[START TEXT SECTION]

For the previous generation of Western Marxists that included Lukács, Gramsci, Benjamin and others, this was not even a question. For most of them, the agent of change was by necessity the proletariat. 1968 showed that a crucial change was underway in society in this respect as well. In many ways, the hopes of 1968 did not materialize, and the widespread disappointment among leftist intellectuals eventually led to serious reconsiderations. If the working class, as it was depicted in classic Marxist thought, no longer existed, who could then take its place and mission?

The oldest figure on Denning’s list of New Left thinkers, Roland Barthes, has something quite unorthodox to say in 1972: “one of the tasks of this century is to learn how the petite bourgeoisie can itself become a progressive class. I believe that if we do not find the answer to that question, history might hang fire for a long time. [. . .] There is no social class, no group that is safe from this general contagion of petit-bourgeois culture.”31 The relationship of progressive culture to bourgeois culture has had a rather contested history in the works of leftist intellectuals. The issue was addressed by Marx, Lukács (also in the very essay Enzensberger quotes), Horkheimer and Adorno (in a way that was to be criticized by Enzensberger), and Enzensberger himself could not avoid reflecting on the matter, either.

The petite bourgeoisie was quite obviously not a candidate for undertaking the role of the proletariat either for Lukács (both for historical and ideological reasons) or for Enzensberger (for ideological reasons). But it is at this point where we can see most clearly why Enzensberger’s project to “use” Lukács as a (negative) reference point was, from the beginning, misguided. Apart from the fact that Lukács’s essay is not about the media, and that its observations can be applied to it only with some difficulty, there are also some larger, conceptual problems. They center on the changing notions of culture in the twentieth century and also on the relation between a Marxist theory of culture and a Marxist aesthetics. As Denning puts this, “[b]y 1950, it would be odd to think of a specifically Marxist theory of culture, the way there was, from Mehring and Plekhanov to Christopher Caudwell and Ernst Fischer, a Marxist aesthetics.”32 Lukács contributed, in very significant ways, both to the theory of culture and to aesthetics. In fact, his essay “The Old Culture and the New Culture” is regarded as one of Marxism’s most remarkable additions to contemporary cultural theory. The latter, that is, the theory of cultural revolution was, undeniably, at the center of Western New Left thinking (with an interesting mix of references to the writings of Lukács, Mao Zedong, Che Guevara, and others).

[END TEXT SECTION]

Can you repeat the Lukács passage word for word from "The oldest figure" to "the matter, either."? The lines after this point are separate material, unconnected to the Lukács passage.

[START DATA]

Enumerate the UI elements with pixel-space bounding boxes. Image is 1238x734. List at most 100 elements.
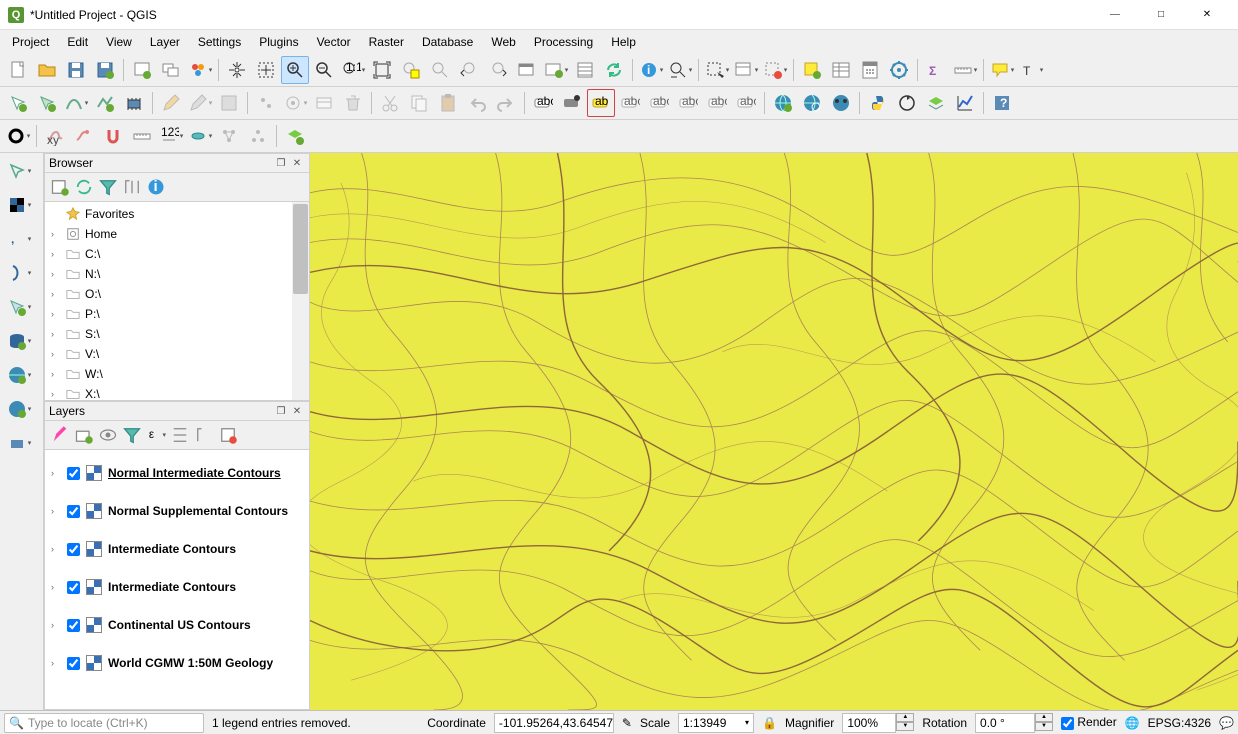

[END DATA]

EXERCISE SOLUTION -
The oldest figure on Denning’s list of New Left thinkers, Roland Barthes, has something quite unorthodox to say in 1972: “one of the tasks of this century is to learn how the petite bourgeoisie can itself become a progressive class. I believe that if we do not find the answer to that question, history might hang fire for a long time. [. . .] There is no social class, no group that is safe from this general contagion of petit-bourgeois culture.”31 The relationship of progressive culture to bourgeois culture has had a rather contested history in the works of leftist intellectuals. The issue was addressed by Marx, Lukács (also in the very essay Enzensberger quotes), Horkheimer and Adorno (in a way that was to be criticized by Enzensberger), and Enzensberger himself could not avoid reflecting on the matter, either.